-- Begin --

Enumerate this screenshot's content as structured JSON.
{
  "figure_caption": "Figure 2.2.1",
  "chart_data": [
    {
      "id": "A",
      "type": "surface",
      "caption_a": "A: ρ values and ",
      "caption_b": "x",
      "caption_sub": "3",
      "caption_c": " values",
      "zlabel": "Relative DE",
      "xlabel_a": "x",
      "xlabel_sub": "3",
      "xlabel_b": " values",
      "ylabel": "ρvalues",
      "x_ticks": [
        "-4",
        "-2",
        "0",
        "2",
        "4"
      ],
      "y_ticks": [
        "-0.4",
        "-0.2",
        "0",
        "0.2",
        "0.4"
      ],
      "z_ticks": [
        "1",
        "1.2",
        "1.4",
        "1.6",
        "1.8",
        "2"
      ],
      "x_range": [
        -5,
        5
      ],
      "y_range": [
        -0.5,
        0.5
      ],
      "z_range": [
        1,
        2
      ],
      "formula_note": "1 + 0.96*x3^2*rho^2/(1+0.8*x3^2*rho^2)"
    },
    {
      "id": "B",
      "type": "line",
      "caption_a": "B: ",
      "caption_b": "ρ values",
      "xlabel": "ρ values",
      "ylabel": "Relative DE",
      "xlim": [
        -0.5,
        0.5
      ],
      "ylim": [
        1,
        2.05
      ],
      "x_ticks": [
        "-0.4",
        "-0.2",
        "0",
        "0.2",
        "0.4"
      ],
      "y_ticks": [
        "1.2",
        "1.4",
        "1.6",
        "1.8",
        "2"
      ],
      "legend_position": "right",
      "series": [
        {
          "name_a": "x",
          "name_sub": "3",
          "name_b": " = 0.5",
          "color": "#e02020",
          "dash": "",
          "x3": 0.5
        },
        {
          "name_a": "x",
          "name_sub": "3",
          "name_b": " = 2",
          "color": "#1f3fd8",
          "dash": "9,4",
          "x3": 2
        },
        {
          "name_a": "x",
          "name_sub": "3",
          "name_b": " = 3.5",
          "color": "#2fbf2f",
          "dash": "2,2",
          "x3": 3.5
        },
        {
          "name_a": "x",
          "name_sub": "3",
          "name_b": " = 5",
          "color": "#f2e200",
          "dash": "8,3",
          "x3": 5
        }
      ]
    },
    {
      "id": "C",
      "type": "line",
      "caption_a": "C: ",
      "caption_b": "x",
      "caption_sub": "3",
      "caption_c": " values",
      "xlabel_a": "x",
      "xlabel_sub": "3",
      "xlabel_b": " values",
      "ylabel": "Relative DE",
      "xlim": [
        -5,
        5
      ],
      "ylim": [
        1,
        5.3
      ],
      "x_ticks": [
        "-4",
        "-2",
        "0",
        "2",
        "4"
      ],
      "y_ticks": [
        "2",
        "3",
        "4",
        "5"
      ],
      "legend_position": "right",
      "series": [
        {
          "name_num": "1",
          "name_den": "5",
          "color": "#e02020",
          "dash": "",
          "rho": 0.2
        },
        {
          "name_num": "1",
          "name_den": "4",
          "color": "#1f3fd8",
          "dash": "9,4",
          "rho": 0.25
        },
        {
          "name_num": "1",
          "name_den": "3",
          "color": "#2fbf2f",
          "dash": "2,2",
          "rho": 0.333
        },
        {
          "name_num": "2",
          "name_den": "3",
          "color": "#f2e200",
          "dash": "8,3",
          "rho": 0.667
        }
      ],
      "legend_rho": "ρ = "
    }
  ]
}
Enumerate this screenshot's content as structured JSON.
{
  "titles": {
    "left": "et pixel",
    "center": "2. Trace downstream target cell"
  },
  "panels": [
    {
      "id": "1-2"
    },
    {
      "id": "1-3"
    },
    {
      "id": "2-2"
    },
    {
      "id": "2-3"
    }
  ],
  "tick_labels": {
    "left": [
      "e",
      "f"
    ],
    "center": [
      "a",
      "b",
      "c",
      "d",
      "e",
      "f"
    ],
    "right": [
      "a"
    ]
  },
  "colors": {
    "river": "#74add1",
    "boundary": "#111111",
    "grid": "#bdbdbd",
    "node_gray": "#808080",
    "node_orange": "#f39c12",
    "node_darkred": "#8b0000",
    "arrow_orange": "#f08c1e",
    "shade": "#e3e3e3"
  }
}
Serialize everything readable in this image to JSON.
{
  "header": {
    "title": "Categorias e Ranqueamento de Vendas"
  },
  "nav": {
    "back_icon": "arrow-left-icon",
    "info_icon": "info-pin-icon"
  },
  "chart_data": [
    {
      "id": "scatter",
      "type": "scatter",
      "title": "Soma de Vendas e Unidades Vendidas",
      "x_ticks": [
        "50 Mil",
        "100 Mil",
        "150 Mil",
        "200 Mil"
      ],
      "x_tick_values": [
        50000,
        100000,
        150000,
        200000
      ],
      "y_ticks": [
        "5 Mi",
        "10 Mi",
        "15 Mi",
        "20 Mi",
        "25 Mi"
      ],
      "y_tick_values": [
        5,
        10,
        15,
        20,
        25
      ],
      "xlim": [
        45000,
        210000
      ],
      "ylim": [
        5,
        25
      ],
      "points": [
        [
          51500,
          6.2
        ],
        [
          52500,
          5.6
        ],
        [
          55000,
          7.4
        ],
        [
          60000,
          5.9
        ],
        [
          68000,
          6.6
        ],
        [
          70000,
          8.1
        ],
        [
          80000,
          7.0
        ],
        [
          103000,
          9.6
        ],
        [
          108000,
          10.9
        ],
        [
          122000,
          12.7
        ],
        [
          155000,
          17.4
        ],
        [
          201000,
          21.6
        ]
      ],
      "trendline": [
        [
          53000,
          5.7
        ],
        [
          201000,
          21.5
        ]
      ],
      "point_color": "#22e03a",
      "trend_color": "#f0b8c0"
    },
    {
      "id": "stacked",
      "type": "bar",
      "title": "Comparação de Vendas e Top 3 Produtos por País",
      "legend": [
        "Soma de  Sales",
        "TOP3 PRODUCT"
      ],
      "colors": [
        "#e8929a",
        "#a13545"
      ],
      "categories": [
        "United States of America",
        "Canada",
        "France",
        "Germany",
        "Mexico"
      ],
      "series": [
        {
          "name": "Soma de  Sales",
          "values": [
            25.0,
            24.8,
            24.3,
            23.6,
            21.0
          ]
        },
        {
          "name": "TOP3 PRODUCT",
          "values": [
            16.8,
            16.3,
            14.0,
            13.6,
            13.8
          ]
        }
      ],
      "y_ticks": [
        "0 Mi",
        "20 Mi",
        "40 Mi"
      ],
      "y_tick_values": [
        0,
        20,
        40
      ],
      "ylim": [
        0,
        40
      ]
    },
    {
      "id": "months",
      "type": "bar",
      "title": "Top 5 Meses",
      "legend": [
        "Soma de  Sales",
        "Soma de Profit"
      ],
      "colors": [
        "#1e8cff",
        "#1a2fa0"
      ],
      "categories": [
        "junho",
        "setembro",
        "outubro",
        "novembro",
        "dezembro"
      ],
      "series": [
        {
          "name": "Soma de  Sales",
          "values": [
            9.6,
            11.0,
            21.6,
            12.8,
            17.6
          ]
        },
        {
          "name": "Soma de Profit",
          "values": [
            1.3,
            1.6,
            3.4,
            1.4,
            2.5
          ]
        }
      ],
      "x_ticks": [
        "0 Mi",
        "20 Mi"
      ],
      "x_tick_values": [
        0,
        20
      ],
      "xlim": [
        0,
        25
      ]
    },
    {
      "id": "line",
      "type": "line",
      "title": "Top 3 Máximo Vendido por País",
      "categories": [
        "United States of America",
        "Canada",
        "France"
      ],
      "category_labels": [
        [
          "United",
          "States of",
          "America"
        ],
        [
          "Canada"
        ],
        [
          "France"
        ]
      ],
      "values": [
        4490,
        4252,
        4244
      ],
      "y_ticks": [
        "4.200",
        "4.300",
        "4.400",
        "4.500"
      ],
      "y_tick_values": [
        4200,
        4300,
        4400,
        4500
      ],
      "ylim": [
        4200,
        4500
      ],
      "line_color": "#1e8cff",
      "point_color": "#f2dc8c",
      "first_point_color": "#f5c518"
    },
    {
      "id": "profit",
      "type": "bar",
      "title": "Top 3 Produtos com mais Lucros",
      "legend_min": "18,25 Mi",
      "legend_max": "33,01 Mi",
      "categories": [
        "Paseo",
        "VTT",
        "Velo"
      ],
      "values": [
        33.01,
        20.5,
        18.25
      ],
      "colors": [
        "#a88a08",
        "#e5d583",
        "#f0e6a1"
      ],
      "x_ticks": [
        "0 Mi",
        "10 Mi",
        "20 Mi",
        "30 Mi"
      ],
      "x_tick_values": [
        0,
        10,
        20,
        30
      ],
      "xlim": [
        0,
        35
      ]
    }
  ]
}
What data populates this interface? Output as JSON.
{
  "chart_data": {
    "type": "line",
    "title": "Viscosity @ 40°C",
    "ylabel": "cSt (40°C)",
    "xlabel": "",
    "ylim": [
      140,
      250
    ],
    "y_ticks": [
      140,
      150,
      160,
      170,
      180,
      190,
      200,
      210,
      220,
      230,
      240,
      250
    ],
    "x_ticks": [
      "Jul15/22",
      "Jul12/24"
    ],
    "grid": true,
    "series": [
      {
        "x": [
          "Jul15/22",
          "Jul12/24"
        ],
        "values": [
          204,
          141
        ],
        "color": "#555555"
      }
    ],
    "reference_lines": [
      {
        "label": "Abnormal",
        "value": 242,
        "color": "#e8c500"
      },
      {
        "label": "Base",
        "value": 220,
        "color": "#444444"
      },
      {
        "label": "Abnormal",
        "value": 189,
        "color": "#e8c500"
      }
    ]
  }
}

-- End --

[What you are asked to do] Repeat exactly, and only, the lines from the line containing "What data populates" through the last line of the records above, both included.

[Response to this task]
What data populates this interface? Output as JSON.
{
  "chart_data": {
    "type": "line",
    "title": "Viscosity @ 40°C",
    "ylabel": "cSt (40°C)",
    "xlabel": "",
    "ylim": [
      140,
      250
    ],
    "y_ticks": [
      140,
      150,
      160,
      170,
      180,
      190,
      200,
      210,
      220,
      230,
      240,
      250
    ],
    "x_ticks": [
      "Jul15/22",
      "Jul12/24"
    ],
    "grid": true,
    "series": [
      {
        "x": [
          "Jul15/22",
          "Jul12/24"
        ],
        "values": [
          204,
          141
        ],
        "color": "#555555"
      }
    ],
    "reference_lines": [
      {
        "label": "Abnormal",
        "value": 242,
        "color": "#e8c500"
      },
      {
        "label": "Base",
        "value": 220,
        "color": "#444444"
      },
      {
        "label": "Abnormal",
        "value": 189,
        "color": "#e8c500"
      }
    ]
  }
}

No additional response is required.